[START OF Exercise inputs]

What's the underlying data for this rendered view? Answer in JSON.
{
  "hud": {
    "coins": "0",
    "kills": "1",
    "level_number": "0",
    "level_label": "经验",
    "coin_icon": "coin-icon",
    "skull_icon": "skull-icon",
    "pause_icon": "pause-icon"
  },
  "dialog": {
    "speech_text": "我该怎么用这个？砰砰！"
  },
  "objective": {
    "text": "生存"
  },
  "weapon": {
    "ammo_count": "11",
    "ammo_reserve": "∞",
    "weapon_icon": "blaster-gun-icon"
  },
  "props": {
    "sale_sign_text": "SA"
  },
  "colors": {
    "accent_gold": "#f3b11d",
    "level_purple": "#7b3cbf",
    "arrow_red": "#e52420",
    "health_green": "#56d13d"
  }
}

[END OF Exercise inputs]

*Exercise brief:* Every record should be repeated exactly; please leave none out.

*Task solution:*
What's the underlying data for this rendered view? Answer in JSON.
{
  "hud": {
    "coins": "0",
    "kills": "1",
    "level_number": "0",
    "level_label": "经验",
    "coin_icon": "coin-icon",
    "skull_icon": "skull-icon",
    "pause_icon": "pause-icon"
  },
  "dialog": {
    "speech_text": "我该怎么用这个？砰砰！"
  },
  "objective": {
    "text": "生存"
  },
  "weapon": {
    "ammo_count": "11",
    "ammo_reserve": "∞",
    "weapon_icon": "blaster-gun-icon"
  },
  "props": {
    "sale_sign_text": "SA"
  },
  "colors": {
    "accent_gold": "#f3b11d",
    "level_purple": "#7b3cbf",
    "arrow_red": "#e52420",
    "health_green": "#56d13d"
  }
}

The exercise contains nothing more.